> [Excerpted records]
* BEGIN *

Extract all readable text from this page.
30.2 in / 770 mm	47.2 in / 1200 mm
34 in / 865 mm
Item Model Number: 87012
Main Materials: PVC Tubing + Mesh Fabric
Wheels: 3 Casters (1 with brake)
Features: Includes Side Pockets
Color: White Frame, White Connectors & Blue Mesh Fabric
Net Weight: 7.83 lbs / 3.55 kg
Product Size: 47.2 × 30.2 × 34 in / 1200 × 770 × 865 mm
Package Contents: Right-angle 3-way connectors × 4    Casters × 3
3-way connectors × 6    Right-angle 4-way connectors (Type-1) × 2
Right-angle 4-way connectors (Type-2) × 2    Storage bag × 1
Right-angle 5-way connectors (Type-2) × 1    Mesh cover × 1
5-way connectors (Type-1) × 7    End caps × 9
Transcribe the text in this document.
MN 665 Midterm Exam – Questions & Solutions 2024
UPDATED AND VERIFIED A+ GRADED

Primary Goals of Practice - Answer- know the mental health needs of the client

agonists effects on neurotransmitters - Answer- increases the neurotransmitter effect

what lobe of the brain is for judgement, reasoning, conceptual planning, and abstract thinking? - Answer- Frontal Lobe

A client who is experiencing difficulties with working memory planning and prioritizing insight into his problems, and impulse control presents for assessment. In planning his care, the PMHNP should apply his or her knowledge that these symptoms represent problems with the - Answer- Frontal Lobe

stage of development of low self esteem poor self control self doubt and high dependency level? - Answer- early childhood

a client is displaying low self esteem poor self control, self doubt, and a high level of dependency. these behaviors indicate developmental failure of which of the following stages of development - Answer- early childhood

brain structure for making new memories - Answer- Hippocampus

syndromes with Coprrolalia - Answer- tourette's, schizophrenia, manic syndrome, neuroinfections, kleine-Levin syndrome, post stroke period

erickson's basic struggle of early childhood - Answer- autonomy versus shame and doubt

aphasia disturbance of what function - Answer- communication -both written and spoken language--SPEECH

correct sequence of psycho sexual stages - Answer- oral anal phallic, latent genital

* END *

> [Exercise instructions]
Reproduce the lines from the one containing "Transcribe the text in this document." to the end of the entries, keeping both ends and adding nothing.

> [Exercise output]
Transcribe the text in this document.
MN 665 Midterm Exam – Questions & Solutions 2024
UPDATED AND VERIFIED A+ GRADED

Primary Goals of Practice - Answer- know the mental health needs of the client

agonists effects on neurotransmitters - Answer- increases the neurotransmitter effect

what lobe of the brain is for judgement, reasoning, conceptual planning, and abstract thinking? - Answer- Frontal Lobe

A client who is experiencing difficulties with working memory planning and prioritizing insight into his problems, and impulse control presents for assessment. In planning his care, the PMHNP should apply his or her knowledge that these symptoms represent problems with the - Answer- Frontal Lobe

stage of development of low self esteem poor self control self doubt and high dependency level? - Answer- early childhood

a client is displaying low self esteem poor self control, self doubt, and a high level of dependency. these behaviors indicate developmental failure of which of the following stages of development - Answer- early childhood

brain structure for making new memories - Answer- Hippocampus

syndromes with Coprrolalia - Answer- tourette's, schizophrenia, manic syndrome, neuroinfections, kleine-Levin syndrome, post stroke period

erickson's basic struggle of early childhood - Answer- autonomy versus shame and doubt

aphasia disturbance of what function - Answer- communication -both written and spoken language--SPEECH

correct sequence of psycho sexual stages - Answer- oral anal phallic, latent genital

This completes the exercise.